* [Task requirements] Extract each line of the listing that contains the string "value". Case counts.

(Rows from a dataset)
-- Start --

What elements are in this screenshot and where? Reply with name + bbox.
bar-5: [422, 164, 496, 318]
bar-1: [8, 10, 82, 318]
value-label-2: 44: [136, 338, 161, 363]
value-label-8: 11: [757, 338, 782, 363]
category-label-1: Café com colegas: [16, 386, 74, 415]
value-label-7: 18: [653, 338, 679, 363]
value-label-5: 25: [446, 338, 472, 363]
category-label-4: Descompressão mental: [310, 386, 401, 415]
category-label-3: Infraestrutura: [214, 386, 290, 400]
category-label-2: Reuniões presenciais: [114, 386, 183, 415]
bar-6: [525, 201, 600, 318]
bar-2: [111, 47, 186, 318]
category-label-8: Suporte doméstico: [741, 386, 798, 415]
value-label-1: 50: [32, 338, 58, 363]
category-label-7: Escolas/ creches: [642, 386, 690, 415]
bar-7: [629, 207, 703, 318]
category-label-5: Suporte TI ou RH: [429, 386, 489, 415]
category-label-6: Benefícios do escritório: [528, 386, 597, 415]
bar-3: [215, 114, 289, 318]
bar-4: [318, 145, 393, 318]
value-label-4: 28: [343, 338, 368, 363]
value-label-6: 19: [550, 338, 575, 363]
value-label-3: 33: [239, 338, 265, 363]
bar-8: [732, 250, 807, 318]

-- End --

* [Final result]
value-label-2: 44: [136, 338, 161, 363]
value-label-8: 11: [757, 338, 782, 363]
value-label-7: 18: [653, 338, 679, 363]
value-label-5: 25: [446, 338, 472, 363]
value-label-1: 50: [32, 338, 58, 363]
value-label-4: 28: [343, 338, 368, 363]
value-label-6: 19: [550, 338, 575, 363]
value-label-3: 33: [239, 338, 265, 363]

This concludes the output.